#### What to produce:
Pull out every line with the word "from".

#### Entries shown:
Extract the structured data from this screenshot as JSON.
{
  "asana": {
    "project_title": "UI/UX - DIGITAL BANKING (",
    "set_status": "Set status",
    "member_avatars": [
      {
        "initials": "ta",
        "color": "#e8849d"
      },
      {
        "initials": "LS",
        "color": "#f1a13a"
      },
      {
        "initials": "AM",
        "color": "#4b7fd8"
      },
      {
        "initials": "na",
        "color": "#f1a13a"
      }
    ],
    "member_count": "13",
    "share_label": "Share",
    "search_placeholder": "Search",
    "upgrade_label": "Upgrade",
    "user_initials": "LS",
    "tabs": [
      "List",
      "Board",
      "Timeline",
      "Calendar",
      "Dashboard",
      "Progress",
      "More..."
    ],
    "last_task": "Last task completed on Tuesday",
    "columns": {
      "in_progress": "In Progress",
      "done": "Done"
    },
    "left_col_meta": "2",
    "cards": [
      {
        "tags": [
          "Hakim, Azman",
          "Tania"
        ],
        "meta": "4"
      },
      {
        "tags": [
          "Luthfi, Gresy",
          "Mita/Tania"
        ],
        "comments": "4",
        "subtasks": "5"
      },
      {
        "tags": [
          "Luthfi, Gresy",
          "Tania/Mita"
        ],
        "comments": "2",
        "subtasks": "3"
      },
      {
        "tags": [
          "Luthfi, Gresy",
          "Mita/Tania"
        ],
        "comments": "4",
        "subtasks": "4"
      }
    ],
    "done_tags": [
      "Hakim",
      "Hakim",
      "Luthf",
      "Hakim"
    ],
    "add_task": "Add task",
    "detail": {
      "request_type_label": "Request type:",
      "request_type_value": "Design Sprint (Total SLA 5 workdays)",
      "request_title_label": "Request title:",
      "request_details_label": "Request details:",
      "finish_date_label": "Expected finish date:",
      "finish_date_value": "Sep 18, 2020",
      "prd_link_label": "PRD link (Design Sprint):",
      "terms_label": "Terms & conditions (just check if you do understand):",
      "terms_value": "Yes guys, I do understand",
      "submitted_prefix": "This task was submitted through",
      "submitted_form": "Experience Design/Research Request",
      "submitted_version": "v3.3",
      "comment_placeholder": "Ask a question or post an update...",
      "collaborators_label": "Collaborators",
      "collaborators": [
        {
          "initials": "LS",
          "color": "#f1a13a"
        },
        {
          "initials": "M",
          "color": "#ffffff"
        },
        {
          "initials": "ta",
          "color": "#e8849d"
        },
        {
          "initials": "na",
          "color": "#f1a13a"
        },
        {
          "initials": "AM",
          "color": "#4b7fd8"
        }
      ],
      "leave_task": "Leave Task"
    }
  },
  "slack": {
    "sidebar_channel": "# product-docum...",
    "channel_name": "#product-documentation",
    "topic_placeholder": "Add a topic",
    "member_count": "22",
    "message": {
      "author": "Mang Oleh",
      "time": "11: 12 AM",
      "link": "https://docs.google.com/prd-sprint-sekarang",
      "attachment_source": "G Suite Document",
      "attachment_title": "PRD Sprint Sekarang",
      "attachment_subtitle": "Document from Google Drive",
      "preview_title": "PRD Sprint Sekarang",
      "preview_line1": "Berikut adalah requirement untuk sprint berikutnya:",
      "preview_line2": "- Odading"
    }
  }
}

#### Output for this exercise:
Extract the structured data from this screenshot as JSON.
      "attachment_subtitle": "Document from Google Drive",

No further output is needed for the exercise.